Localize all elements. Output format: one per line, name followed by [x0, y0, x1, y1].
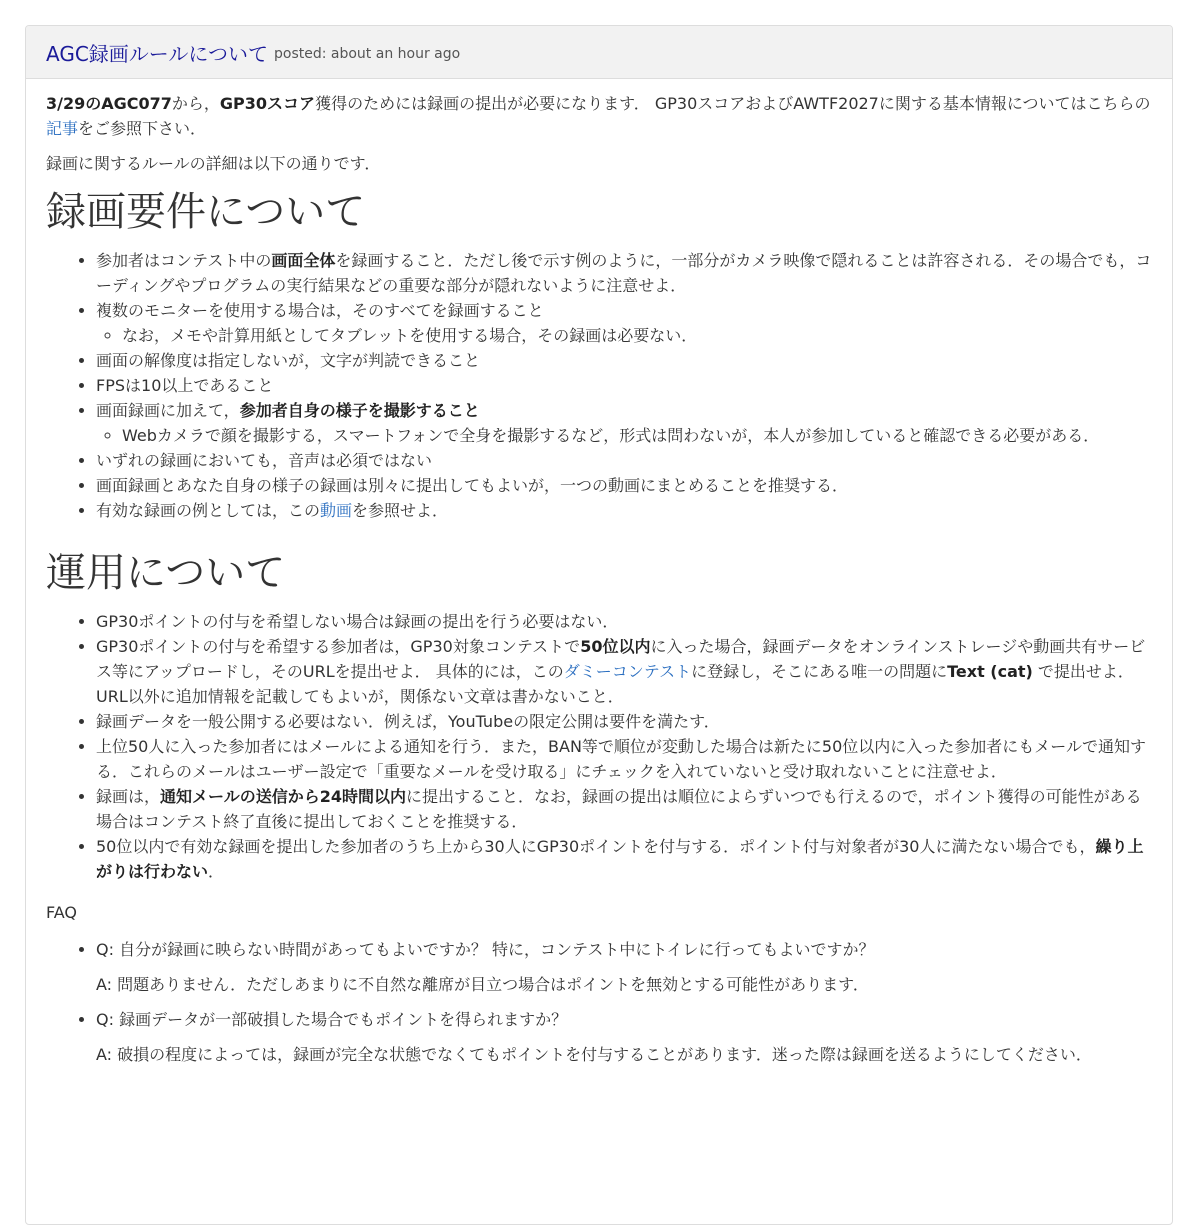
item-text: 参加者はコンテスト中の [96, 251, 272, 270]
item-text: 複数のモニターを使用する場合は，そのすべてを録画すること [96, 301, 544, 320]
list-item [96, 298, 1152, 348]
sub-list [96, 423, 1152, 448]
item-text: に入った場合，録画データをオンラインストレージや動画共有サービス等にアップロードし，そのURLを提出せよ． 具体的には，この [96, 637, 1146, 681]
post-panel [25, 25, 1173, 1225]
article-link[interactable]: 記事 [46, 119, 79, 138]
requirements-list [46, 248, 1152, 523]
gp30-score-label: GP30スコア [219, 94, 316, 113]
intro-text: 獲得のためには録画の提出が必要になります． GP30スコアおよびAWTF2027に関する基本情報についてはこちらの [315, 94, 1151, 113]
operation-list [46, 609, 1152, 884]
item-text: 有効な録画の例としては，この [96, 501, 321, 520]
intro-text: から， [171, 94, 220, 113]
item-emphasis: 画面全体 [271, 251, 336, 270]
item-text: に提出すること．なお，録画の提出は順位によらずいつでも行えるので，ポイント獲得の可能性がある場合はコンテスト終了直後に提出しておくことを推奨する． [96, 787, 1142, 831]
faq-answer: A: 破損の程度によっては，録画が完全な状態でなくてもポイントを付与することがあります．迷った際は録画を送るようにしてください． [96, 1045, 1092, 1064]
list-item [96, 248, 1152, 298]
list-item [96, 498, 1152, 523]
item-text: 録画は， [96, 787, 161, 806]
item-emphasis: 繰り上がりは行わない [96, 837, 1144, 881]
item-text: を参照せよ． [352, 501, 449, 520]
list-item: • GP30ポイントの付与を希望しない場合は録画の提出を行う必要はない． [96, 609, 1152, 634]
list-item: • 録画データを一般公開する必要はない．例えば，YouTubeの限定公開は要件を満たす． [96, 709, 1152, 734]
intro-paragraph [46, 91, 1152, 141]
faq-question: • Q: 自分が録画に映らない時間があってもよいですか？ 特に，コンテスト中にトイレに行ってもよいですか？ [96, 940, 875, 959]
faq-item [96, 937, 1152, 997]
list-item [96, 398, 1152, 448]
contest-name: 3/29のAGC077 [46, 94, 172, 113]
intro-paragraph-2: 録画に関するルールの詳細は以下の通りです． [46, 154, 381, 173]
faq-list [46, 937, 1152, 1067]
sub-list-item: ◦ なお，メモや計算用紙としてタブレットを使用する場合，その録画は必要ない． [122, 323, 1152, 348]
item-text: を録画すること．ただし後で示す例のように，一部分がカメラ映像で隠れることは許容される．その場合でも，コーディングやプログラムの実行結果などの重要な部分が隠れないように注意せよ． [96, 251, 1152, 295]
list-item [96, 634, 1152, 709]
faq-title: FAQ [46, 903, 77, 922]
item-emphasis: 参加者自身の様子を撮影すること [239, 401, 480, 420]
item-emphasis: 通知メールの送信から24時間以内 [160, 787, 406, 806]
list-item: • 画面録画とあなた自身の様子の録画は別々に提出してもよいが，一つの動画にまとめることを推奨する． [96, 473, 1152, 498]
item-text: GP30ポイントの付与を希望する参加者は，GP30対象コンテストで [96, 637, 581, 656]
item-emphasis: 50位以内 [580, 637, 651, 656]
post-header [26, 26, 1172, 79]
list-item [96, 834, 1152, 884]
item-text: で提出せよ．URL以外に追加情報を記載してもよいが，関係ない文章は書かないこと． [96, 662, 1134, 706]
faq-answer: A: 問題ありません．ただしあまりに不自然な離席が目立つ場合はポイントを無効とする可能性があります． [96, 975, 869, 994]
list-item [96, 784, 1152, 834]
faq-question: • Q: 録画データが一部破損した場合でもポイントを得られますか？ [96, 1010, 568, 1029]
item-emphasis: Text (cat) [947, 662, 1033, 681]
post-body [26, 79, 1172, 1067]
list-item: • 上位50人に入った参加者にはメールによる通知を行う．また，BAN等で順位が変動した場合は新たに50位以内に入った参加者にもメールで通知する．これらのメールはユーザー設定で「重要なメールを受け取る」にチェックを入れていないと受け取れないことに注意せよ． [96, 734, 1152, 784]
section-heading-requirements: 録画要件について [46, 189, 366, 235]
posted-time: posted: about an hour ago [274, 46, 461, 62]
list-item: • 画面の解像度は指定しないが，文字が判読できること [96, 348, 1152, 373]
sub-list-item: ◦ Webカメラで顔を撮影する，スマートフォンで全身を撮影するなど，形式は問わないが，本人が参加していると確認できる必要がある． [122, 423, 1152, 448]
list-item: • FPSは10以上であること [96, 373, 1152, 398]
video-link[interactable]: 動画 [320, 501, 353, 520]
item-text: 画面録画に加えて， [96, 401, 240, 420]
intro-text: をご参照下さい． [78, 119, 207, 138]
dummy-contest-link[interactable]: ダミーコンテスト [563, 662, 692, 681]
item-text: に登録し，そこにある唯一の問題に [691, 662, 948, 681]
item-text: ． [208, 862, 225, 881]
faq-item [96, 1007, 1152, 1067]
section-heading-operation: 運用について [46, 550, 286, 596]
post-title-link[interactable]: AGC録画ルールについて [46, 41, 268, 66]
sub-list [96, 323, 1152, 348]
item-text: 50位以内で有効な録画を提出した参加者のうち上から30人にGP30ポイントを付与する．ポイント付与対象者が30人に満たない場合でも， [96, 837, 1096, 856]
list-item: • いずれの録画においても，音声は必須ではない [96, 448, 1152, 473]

■ What to produce ■
Can you output every line of the item above without any changes, leaving out the picture?

■ Exercise output ■
Localize all elements. Output format: one per line, name followed by [x0, y0, x1, y1].
item-text: 参加者はコンテスト中の [96, 251, 272, 270]
item-text: 複数のモニターを使用する場合は，そのすべてを録画すること [96, 301, 544, 320]
list-item [96, 298, 1152, 348]
sub-list [96, 423, 1152, 448]
item-text: に入った場合，録画データをオンラインストレージや動画共有サービス等にアップロードし，そのURLを提出せよ． 具体的には，この [96, 637, 1146, 681]
post-panel [25, 25, 1173, 1225]
article-link[interactable]: 記事 [46, 119, 79, 138]
requirements-list [46, 248, 1152, 523]
gp30-score-label: GP30スコア [219, 94, 316, 113]
intro-text: 獲得のためには録画の提出が必要になります． GP30スコアおよびAWTF2027に関する基本情報についてはこちらの [315, 94, 1151, 113]
operation-list [46, 609, 1152, 884]
item-text: 有効な録画の例としては，この [96, 501, 321, 520]
intro-text: から， [171, 94, 220, 113]
item-emphasis: 画面全体 [271, 251, 336, 270]
item-text: に提出すること．なお，録画の提出は順位によらずいつでも行えるので，ポイント獲得の可能性がある場合はコンテスト終了直後に提出しておくことを推奨する． [96, 787, 1142, 831]
faq-answer: A: 破損の程度によっては，録画が完全な状態でなくてもポイントを付与することがあります．迷った際は録画を送るようにしてください． [96, 1045, 1092, 1064]
list-item [96, 248, 1152, 298]
list-item [96, 498, 1152, 523]
item-text: 録画は， [96, 787, 161, 806]
item-emphasis: 繰り上がりは行わない [96, 837, 1144, 881]
item-text: を参照せよ． [352, 501, 449, 520]
list-item: • GP30ポイントの付与を希望しない場合は録画の提出を行う必要はない． [96, 609, 1152, 634]
list-item: • 録画データを一般公開する必要はない．例えば，YouTubeの限定公開は要件を満たす． [96, 709, 1152, 734]
intro-paragraph [46, 91, 1152, 141]
faq-question: • Q: 自分が録画に映らない時間があってもよいですか？ 特に，コンテスト中にトイレに行ってもよいですか？ [96, 940, 875, 959]
faq-item [96, 937, 1152, 997]
list-item [96, 398, 1152, 448]
contest-name: 3/29のAGC077 [46, 94, 172, 113]
intro-paragraph-2: 録画に関するルールの詳細は以下の通りです． [46, 154, 381, 173]
faq-list [46, 937, 1152, 1067]
sub-list-item: ◦ なお，メモや計算用紙としてタブレットを使用する場合，その録画は必要ない． [122, 323, 1152, 348]
item-text: を録画すること．ただし後で示す例のように，一部分がカメラ映像で隠れることは許容される．その場合でも，コーディングやプログラムの実行結果などの重要な部分が隠れないように注意せよ． [96, 251, 1152, 295]
list-item [96, 634, 1152, 709]
faq-title: FAQ [46, 903, 77, 922]
item-emphasis: 参加者自身の様子を撮影すること [239, 401, 480, 420]
item-emphasis: 通知メールの送信から24時間以内 [160, 787, 406, 806]
list-item: • 画面録画とあなた自身の様子の録画は別々に提出してもよいが，一つの動画にまとめることを推奨する． [96, 473, 1152, 498]
item-text: GP30ポイントの付与を希望する参加者は，GP30対象コンテストで [96, 637, 581, 656]
item-emphasis: 50位以内 [580, 637, 651, 656]
post-header [26, 26, 1172, 79]
list-item [96, 834, 1152, 884]
item-text: で提出せよ．URL以外に追加情報を記載してもよいが，関係ない文章は書かないこと． [96, 662, 1134, 706]
faq-answer: A: 問題ありません．ただしあまりに不自然な離席が目立つ場合はポイントを無効とする可能性があります． [96, 975, 869, 994]
list-item [96, 784, 1152, 834]
faq-question: • Q: 録画データが一部破損した場合でもポイントを得られますか？ [96, 1010, 568, 1029]
item-emphasis: Text (cat) [947, 662, 1033, 681]
post-body [26, 79, 1172, 1067]
list-item: • 上位50人に入った参加者にはメールによる通知を行う．また，BAN等で順位が変動した場合は新たに50位以内に入った参加者にもメールで通知する．これらのメールはユーザー設定で「重要なメールを受け取る」にチェックを入れていないと受け取れないことに注意せよ． [96, 734, 1152, 784]
section-heading-requirements: 録画要件について [46, 189, 366, 235]
posted-time: posted: about an hour ago [274, 46, 461, 62]
list-item: • 画面の解像度は指定しないが，文字が判読できること [96, 348, 1152, 373]
sub-list-item: ◦ Webカメラで顔を撮影する，スマートフォンで全身を撮影するなど，形式は問わないが，本人が参加していると確認できる必要がある． [122, 423, 1152, 448]
list-item: • FPSは10以上であること [96, 373, 1152, 398]
video-link[interactable]: 動画 [320, 501, 353, 520]
item-text: 画面録画に加えて， [96, 401, 240, 420]
intro-text: をご参照下さい． [78, 119, 207, 138]
dummy-contest-link[interactable]: ダミーコンテスト [563, 662, 692, 681]
item-text: に登録し，そこにある唯一の問題に [691, 662, 948, 681]
item-text: ． [208, 862, 225, 881]
faq-item [96, 1007, 1152, 1067]
section-heading-operation: 運用について [46, 550, 286, 596]
post-title-link[interactable]: AGC録画ルールについて [46, 41, 268, 66]
sub-list [96, 323, 1152, 348]
item-text: 50位以内で有効な録画を提出した参加者のうち上から30人にGP30ポイントを付与する．ポイント付与対象者が30人に満たない場合でも， [96, 837, 1096, 856]
list-item: • いずれの録画においても，音声は必須ではない [96, 448, 1152, 473]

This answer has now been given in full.